PROBLEM DETAILS
Quote every line of the data below as it stands, omitting pictures.

INPUT DATA
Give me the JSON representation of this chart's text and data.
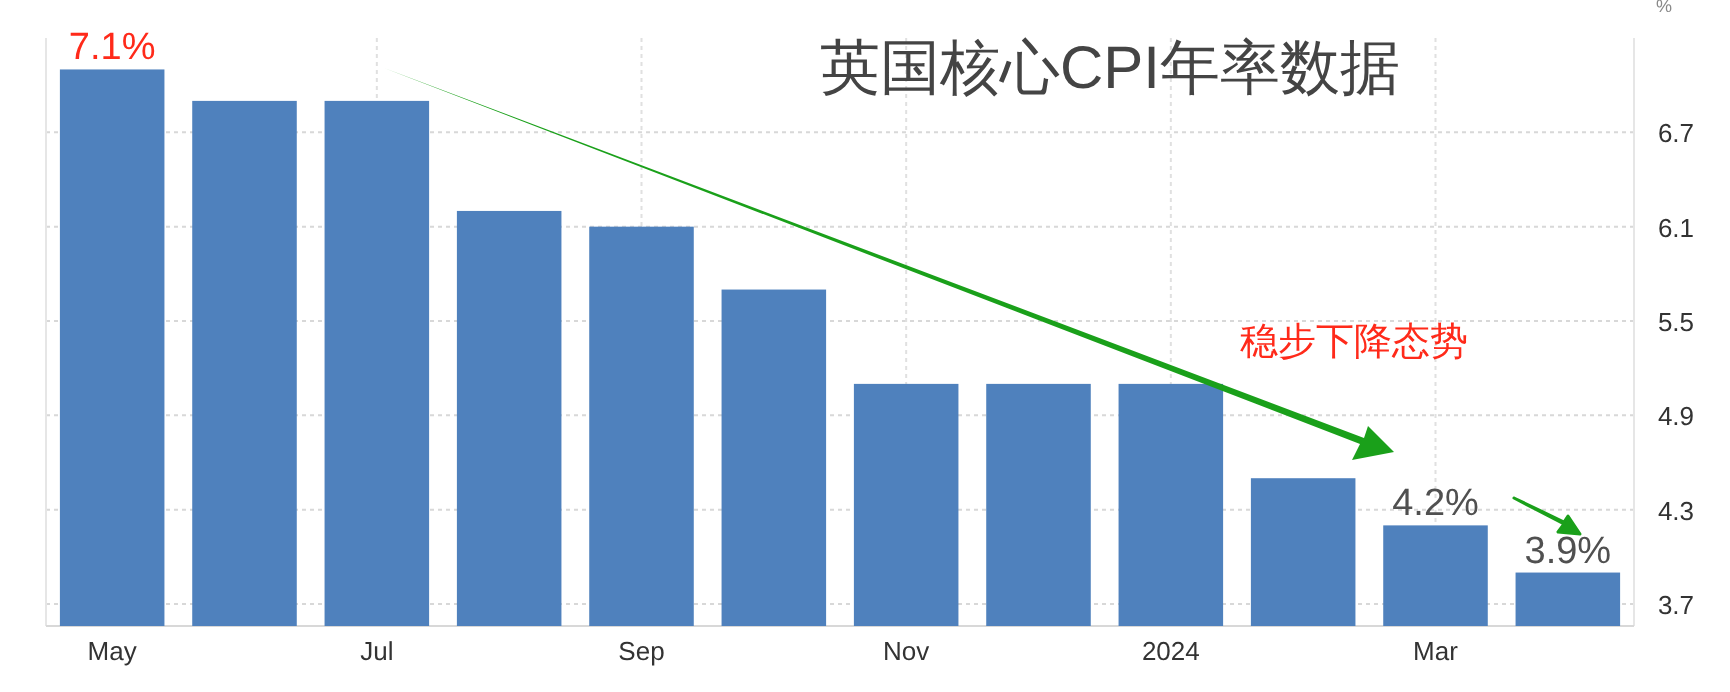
{
  "chart_data": {
    "type": "bar",
    "title": "英国核心CPI年率数据",
    "ylabel": "%",
    "categories": [
      "May",
      null,
      "Jul",
      null,
      "Sep",
      null,
      "Nov",
      null,
      "2024",
      null,
      "Mar",
      null
    ],
    "values": [
      7.1,
      6.9,
      6.9,
      6.2,
      6.1,
      5.7,
      5.1,
      5.1,
      5.1,
      4.5,
      4.2,
      3.9
    ],
    "value_labels": [
      "7.1%",
      null,
      null,
      null,
      null,
      null,
      null,
      null,
      null,
      null,
      "4.2%",
      "3.9%"
    ],
    "color": "#4f81bd",
    "ylim": [
      3.56,
      7.3
    ],
    "yticks": [
      3.7,
      4.3,
      4.9,
      5.5,
      6.1,
      6.7
    ],
    "grid": true,
    "annotations": [
      "稳步下降态势"
    ]
  }
}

REPLY TO THE TASK
Give me the JSON representation of this chart's text and data.
{
  "chart_data": {
    "type": "bar",
    "title": "英国核心CPI年率数据",
    "ylabel": "%",
    "categories": [
      "May",
      null,
      "Jul",
      null,
      "Sep",
      null,
      "Nov",
      null,
      "2024",
      null,
      "Mar",
      null
    ],
    "values": [
      7.1,
      6.9,
      6.9,
      6.2,
      6.1,
      5.7,
      5.1,
      5.1,
      5.1,
      4.5,
      4.2,
      3.9
    ],
    "value_labels": [
      "7.1%",
      null,
      null,
      null,
      null,
      null,
      null,
      null,
      null,
      null,
      "4.2%",
      "3.9%"
    ],
    "color": "#4f81bd",
    "ylim": [
      3.56,
      7.3
    ],
    "yticks": [
      3.7,
      4.3,
      4.9,
      5.5,
      6.1,
      6.7
    ],
    "grid": true,
    "annotations": [
      "稳步下降态势"
    ]
  }
}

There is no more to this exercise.